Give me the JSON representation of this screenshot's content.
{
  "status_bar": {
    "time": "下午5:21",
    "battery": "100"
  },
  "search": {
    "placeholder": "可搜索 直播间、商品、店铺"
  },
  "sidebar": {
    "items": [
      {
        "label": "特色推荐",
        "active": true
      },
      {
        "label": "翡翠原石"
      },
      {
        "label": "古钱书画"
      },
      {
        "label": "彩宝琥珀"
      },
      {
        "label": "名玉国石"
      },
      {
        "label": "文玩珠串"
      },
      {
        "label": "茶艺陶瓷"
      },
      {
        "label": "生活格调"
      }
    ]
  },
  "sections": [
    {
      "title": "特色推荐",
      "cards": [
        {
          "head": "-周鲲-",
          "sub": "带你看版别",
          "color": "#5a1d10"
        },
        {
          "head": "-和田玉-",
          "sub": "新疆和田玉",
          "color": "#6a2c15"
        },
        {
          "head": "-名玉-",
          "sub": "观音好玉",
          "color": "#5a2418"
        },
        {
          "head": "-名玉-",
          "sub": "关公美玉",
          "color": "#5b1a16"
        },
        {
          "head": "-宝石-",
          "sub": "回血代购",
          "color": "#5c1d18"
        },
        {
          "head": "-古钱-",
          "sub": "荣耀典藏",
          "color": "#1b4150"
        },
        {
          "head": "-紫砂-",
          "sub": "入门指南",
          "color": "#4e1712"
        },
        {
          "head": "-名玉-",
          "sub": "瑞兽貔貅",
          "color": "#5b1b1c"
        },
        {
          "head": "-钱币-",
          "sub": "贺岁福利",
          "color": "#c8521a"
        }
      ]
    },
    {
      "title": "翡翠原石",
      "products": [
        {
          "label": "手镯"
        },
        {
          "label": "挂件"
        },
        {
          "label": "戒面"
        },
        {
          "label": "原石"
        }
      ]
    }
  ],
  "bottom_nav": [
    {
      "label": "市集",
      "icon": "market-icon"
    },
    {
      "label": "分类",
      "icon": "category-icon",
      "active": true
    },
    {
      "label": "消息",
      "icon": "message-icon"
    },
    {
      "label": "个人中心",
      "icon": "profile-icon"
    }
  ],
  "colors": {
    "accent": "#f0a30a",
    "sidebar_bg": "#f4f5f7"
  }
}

****************

- **WHAT IS REQUIRED**: Write out the records shown above, exactly as they appear.

- **WORKED SOLUTION**:
Give me the JSON representation of this screenshot's content.
{
  "status_bar": {
    "time": "下午5:21",
    "battery": "100"
  },
  "search": {
    "placeholder": "可搜索 直播间、商品、店铺"
  },
  "sidebar": {
    "items": [
      {
        "label": "特色推荐",
        "active": true
      },
      {
        "label": "翡翠原石"
      },
      {
        "label": "古钱书画"
      },
      {
        "label": "彩宝琥珀"
      },
      {
        "label": "名玉国石"
      },
      {
        "label": "文玩珠串"
      },
      {
        "label": "茶艺陶瓷"
      },
      {
        "label": "生活格调"
      }
    ]
  },
  "sections": [
    {
      "title": "特色推荐",
      "cards": [
        {
          "head": "-周鲲-",
          "sub": "带你看版别",
          "color": "#5a1d10"
        },
        {
          "head": "-和田玉-",
          "sub": "新疆和田玉",
          "color": "#6a2c15"
        },
        {
          "head": "-名玉-",
          "sub": "观音好玉",
          "color": "#5a2418"
        },
        {
          "head": "-名玉-",
          "sub": "关公美玉",
          "color": "#5b1a16"
        },
        {
          "head": "-宝石-",
          "sub": "回血代购",
          "color": "#5c1d18"
        },
        {
          "head": "-古钱-",
          "sub": "荣耀典藏",
          "color": "#1b4150"
        },
        {
          "head": "-紫砂-",
          "sub": "入门指南",
          "color": "#4e1712"
        },
        {
          "head": "-名玉-",
          "sub": "瑞兽貔貅",
          "color": "#5b1b1c"
        },
        {
          "head": "-钱币-",
          "sub": "贺岁福利",
          "color": "#c8521a"
        }
      ]
    },
    {
      "title": "翡翠原石",
      "products": [
        {
          "label": "手镯"
        },
        {
          "label": "挂件"
        },
        {
          "label": "戒面"
        },
        {
          "label": "原石"
        }
      ]
    }
  ],
  "bottom_nav": [
    {
      "label": "市集",
      "icon": "market-icon"
    },
    {
      "label": "分类",
      "icon": "category-icon",
      "active": true
    },
    {
      "label": "消息",
      "icon": "message-icon"
    },
    {
      "label": "个人中心",
      "icon": "profile-icon"
    }
  ],
  "colors": {
    "accent": "#f0a30a",
    "sidebar_bg": "#f4f5f7"
  }
}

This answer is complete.